* TASK
Compile every line that includes the word "height".

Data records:
• • • • • • •

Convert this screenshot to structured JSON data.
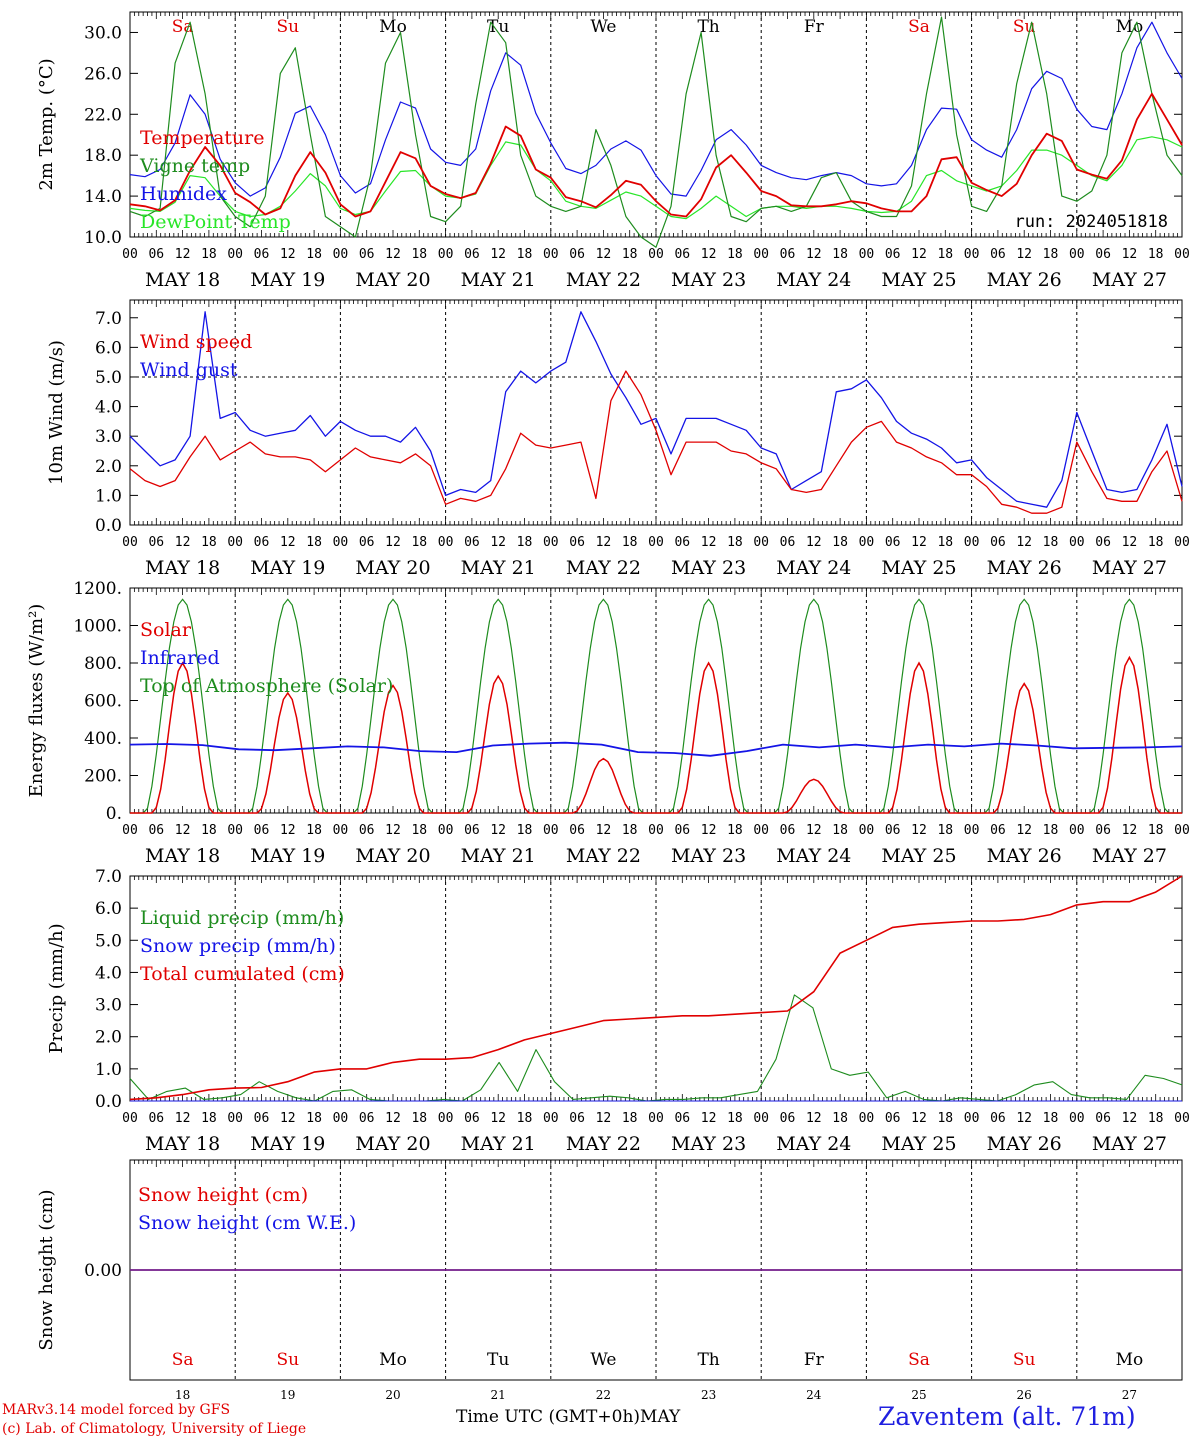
{
  "ticks_hours": [
    "00",
    "06",
    "12",
    "18"
  ],
  "tick_end": "00",
  "dates": [
    "MAY 18",
    "MAY 19",
    "MAY 20",
    "MAY 21",
    "MAY 22",
    "MAY 23",
    "MAY 24",
    "MAY 25",
    "MAY 26",
    "MAY 27"
  ],
  "weekdays": [
    "Sa",
    "Su",
    "Mo",
    "Tu",
    "We",
    "Th",
    "Fr",
    "Sa",
    "Su",
    "Mo"
  ],
  "weekday_colors": [
    "#e00000",
    "#e00000",
    "#000000",
    "#000000",
    "#000000",
    "#000000",
    "#000000",
    "#e00000",
    "#e00000",
    "#000000"
  ],
  "bottom_day_numbers": [
    "18",
    "19",
    "20",
    "21",
    "22",
    "23",
    "24",
    "25",
    "26",
    "27"
  ],
  "footer": {
    "credit_line1": "MARv3.14 model forced by GFS",
    "credit_line2": "(c) Lab. of Climatology, University of Liege",
    "xlabel": "Time UTC (GMT+0h)",
    "month": "MAY",
    "station": "Zaventem (alt. 71m)"
  },
  "chart_data": [
    {
      "type": "line",
      "ylabel": "2m Temp. (°C)",
      "ylim": [
        10,
        32
      ],
      "yticks": [
        "10.0",
        "14.0",
        "18.0",
        "22.0",
        "26.0",
        "30.0"
      ],
      "annotation": "run: 2024051818",
      "series": [
        {
          "name": "Temperature",
          "color": "#e00000",
          "values": [
            13.2,
            13.0,
            12.6,
            13.6,
            16.5,
            18.8,
            17.0,
            14.3,
            13.4,
            12.2,
            12.8,
            16.0,
            18.3,
            16.3,
            13.2,
            12.0,
            12.5,
            15.4,
            18.3,
            17.7,
            15.0,
            14.2,
            13.8,
            14.3,
            17.2,
            20.8,
            19.9,
            16.6,
            15.8,
            13.9,
            13.5,
            12.9,
            14.1,
            15.5,
            15.1,
            13.5,
            12.2,
            12.0,
            13.7,
            16.8,
            18.0,
            16.3,
            14.5,
            14.0,
            13.1,
            13.0,
            13.0,
            13.2,
            13.5,
            13.3,
            12.8,
            12.5,
            12.5,
            14.0,
            17.6,
            17.8,
            15.3,
            14.6,
            14.0,
            15.2,
            18.0,
            20.1,
            19.4,
            16.6,
            16.1,
            15.7,
            17.5,
            21.5,
            24.0,
            21.5,
            19.0
          ]
        },
        {
          "name": "Vigne temp",
          "color": "#1e8c1e",
          "values": [
            12.5,
            12.0,
            12.8,
            27.0,
            31.0,
            24.0,
            14.0,
            12.0,
            11.0,
            14.0,
            26.0,
            28.5,
            20.0,
            12.0,
            11.0,
            10.0,
            16.0,
            27.0,
            30.0,
            20.0,
            12.0,
            11.5,
            13.0,
            23.0,
            31.0,
            29.0,
            18.0,
            14.0,
            13.0,
            12.5,
            13.0,
            20.5,
            17.0,
            12.0,
            10.0,
            9.0,
            13.0,
            24.0,
            30.0,
            18.0,
            12.0,
            11.5,
            12.8,
            13.0,
            12.5,
            13.0,
            15.8,
            16.3,
            13.5,
            12.5,
            12.0,
            12.0,
            15.0,
            24.0,
            31.5,
            20.0,
            13.0,
            12.5,
            15.0,
            25.0,
            31.0,
            24.0,
            14.0,
            13.5,
            14.5,
            18.0,
            28.0,
            31.0,
            24.0,
            18.0,
            16.0
          ]
        },
        {
          "name": "Humidex",
          "color": "#1414e6",
          "values": [
            16.1,
            15.9,
            16.6,
            19.2,
            23.9,
            22.0,
            17.6,
            15.3,
            14.0,
            14.8,
            17.8,
            22.1,
            22.8,
            20.0,
            16.0,
            14.3,
            15.2,
            19.5,
            23.2,
            22.6,
            18.6,
            17.3,
            17.0,
            18.6,
            24.3,
            28.0,
            26.8,
            22.1,
            19.2,
            16.7,
            16.2,
            17.0,
            18.6,
            19.4,
            18.5,
            16.0,
            14.2,
            14.0,
            16.5,
            19.5,
            20.5,
            19.0,
            17.0,
            16.3,
            15.8,
            15.6,
            16.0,
            16.3,
            16.0,
            15.2,
            15.0,
            15.2,
            17.0,
            20.5,
            22.6,
            22.5,
            19.5,
            18.5,
            17.8,
            20.5,
            24.5,
            26.2,
            25.5,
            22.5,
            20.8,
            20.5,
            24.0,
            28.5,
            31.0,
            28.0,
            25.5
          ]
        },
        {
          "name": "DewPoint Temp",
          "color": "#28e628",
          "values": [
            12.8,
            12.6,
            12.5,
            13.4,
            16.0,
            15.8,
            14.0,
            12.5,
            12.0,
            12.2,
            13.0,
            14.5,
            16.2,
            15.0,
            12.8,
            12.2,
            12.5,
            14.5,
            16.4,
            16.5,
            15.0,
            14.0,
            13.8,
            14.2,
            17.0,
            19.3,
            19.0,
            16.6,
            15.5,
            13.5,
            13.0,
            12.8,
            13.6,
            14.4,
            14.0,
            13.0,
            12.0,
            11.8,
            12.8,
            14.0,
            13.0,
            12.0,
            12.8,
            13.0,
            13.0,
            12.8,
            13.0,
            13.0,
            12.8,
            12.5,
            12.4,
            12.5,
            13.5,
            16.0,
            16.5,
            15.5,
            15.0,
            14.5,
            15.0,
            16.5,
            18.5,
            18.5,
            18.0,
            17.0,
            16.0,
            15.5,
            17.0,
            19.5,
            19.8,
            19.5,
            18.8
          ]
        }
      ]
    },
    {
      "type": "line",
      "ylabel": "10m Wind (m/s)",
      "ylim": [
        0,
        7.6
      ],
      "yticks": [
        "0.0",
        "1.0",
        "2.0",
        "3.0",
        "4.0",
        "5.0",
        "6.0",
        "7.0"
      ],
      "reference_line": 5.0,
      "series": [
        {
          "name": "Wind speed",
          "color": "#e00000",
          "values": [
            1.9,
            1.5,
            1.3,
            1.5,
            2.3,
            3.0,
            2.2,
            2.5,
            2.8,
            2.4,
            2.3,
            2.3,
            2.2,
            1.8,
            2.2,
            2.6,
            2.3,
            2.2,
            2.1,
            2.4,
            2.0,
            0.7,
            0.9,
            0.8,
            1.0,
            1.9,
            3.1,
            2.7,
            2.6,
            2.7,
            2.8,
            0.9,
            4.2,
            5.2,
            4.4,
            3.2,
            1.7,
            2.8,
            2.8,
            2.8,
            2.5,
            2.4,
            2.1,
            1.9,
            1.2,
            1.1,
            1.2,
            2.0,
            2.8,
            3.3,
            3.5,
            2.8,
            2.6,
            2.3,
            2.1,
            1.7,
            1.7,
            1.3,
            0.7,
            0.6,
            0.4,
            0.4,
            0.6,
            2.8,
            1.8,
            0.9,
            0.8,
            0.8,
            1.8,
            2.5,
            0.8
          ]
        },
        {
          "name": "Wind gust",
          "color": "#1414e6",
          "values": [
            3.0,
            2.5,
            2.0,
            2.2,
            3.0,
            7.2,
            3.6,
            3.8,
            3.2,
            3.0,
            3.1,
            3.2,
            3.7,
            3.0,
            3.5,
            3.2,
            3.0,
            3.0,
            2.8,
            3.3,
            2.5,
            1.0,
            1.2,
            1.1,
            1.5,
            4.5,
            5.2,
            4.8,
            5.2,
            5.5,
            7.2,
            6.2,
            5.1,
            4.3,
            3.4,
            3.6,
            2.4,
            3.6,
            3.6,
            3.6,
            3.4,
            3.2,
            2.6,
            2.4,
            1.2,
            1.5,
            1.8,
            4.5,
            4.6,
            4.9,
            4.3,
            3.5,
            3.1,
            2.9,
            2.6,
            2.1,
            2.2,
            1.6,
            1.2,
            0.8,
            0.7,
            0.6,
            1.5,
            3.8,
            2.5,
            1.2,
            1.1,
            1.2,
            2.2,
            3.4,
            1.3
          ]
        }
      ]
    },
    {
      "type": "line",
      "ylabel": "Energy fluxes (W/m²)",
      "ylim": [
        0,
        1200
      ],
      "yticks": [
        "0.",
        "200.",
        "400.",
        "600.",
        "800.",
        "1000.",
        "1200."
      ],
      "series": [
        {
          "name": "Solar",
          "color": "#e00000",
          "peaks": [
            800,
            640,
            680,
            730,
            290,
            800,
            180,
            800,
            690,
            830
          ]
        },
        {
          "name": "Infrared",
          "color": "#1414e6",
          "values": [
            365,
            368,
            362,
            340,
            335,
            345,
            355,
            350,
            330,
            325,
            360,
            370,
            375,
            365,
            325,
            320,
            305,
            330,
            365,
            350,
            365,
            350,
            365,
            355,
            370,
            360,
            345,
            348,
            350,
            355
          ]
        },
        {
          "name": "Top of Atmosphere (Solar)",
          "color": "#1e8c1e",
          "peak": 1140
        }
      ]
    },
    {
      "type": "line",
      "ylabel": "Precip (mm/h)",
      "ylim": [
        0,
        7.0
      ],
      "yticks": [
        "0.0",
        "1.0",
        "2.0",
        "3.0",
        "4.0",
        "5.0",
        "6.0",
        "7.0"
      ],
      "series": [
        {
          "name": "Liquid precip (mm/h)",
          "color": "#1e8c1e",
          "values": [
            0.7,
            0.05,
            0.3,
            0.4,
            0.05,
            0.1,
            0.2,
            0.6,
            0.3,
            0.1,
            0.0,
            0.3,
            0.35,
            0.05,
            0.0,
            0.0,
            0.0,
            0.05,
            0.0,
            0.35,
            1.2,
            0.3,
            1.6,
            0.6,
            0.05,
            0.1,
            0.15,
            0.1,
            0.0,
            0.05,
            0.05,
            0.1,
            0.1,
            0.2,
            0.3,
            1.3,
            3.3,
            2.9,
            1.0,
            0.8,
            0.9,
            0.1,
            0.3,
            0.05,
            0.0,
            0.1,
            0.05,
            0.0,
            0.2,
            0.5,
            0.6,
            0.2,
            0.1,
            0.1,
            0.05,
            0.8,
            0.7,
            0.5
          ]
        },
        {
          "name": "Snow precip (mm/h)",
          "color": "#1414e6",
          "values": [
            0,
            0
          ]
        },
        {
          "name": "Total cumulated (cm)",
          "color": "#e00000",
          "values": [
            0.05,
            0.1,
            0.2,
            0.35,
            0.4,
            0.42,
            0.6,
            0.9,
            1.0,
            1.0,
            1.2,
            1.3,
            1.3,
            1.35,
            1.6,
            1.9,
            2.1,
            2.3,
            2.5,
            2.55,
            2.6,
            2.65,
            2.65,
            2.7,
            2.75,
            2.8,
            3.4,
            4.6,
            5.0,
            5.4,
            5.5,
            5.55,
            5.6,
            5.6,
            5.65,
            5.8,
            6.1,
            6.2,
            6.2,
            6.5,
            7.0
          ]
        }
      ]
    },
    {
      "type": "line",
      "ylabel": "Snow height (cm)",
      "yticks": [
        "0.00"
      ],
      "series": [
        {
          "name": "Snow height (cm)",
          "color": "#e00000",
          "values": [
            0,
            0
          ]
        },
        {
          "name": "Snow height (cm W.E.)",
          "color": "#1414e6",
          "values": [
            0,
            0
          ]
        }
      ]
    }
  ]
}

• • • • • • •

* OUTPUT FOR THIS TASK
      "ylabel": "Snow height (cm)",
          "name": "Snow height (cm)",
          "name": "Snow height (cm W.E.)",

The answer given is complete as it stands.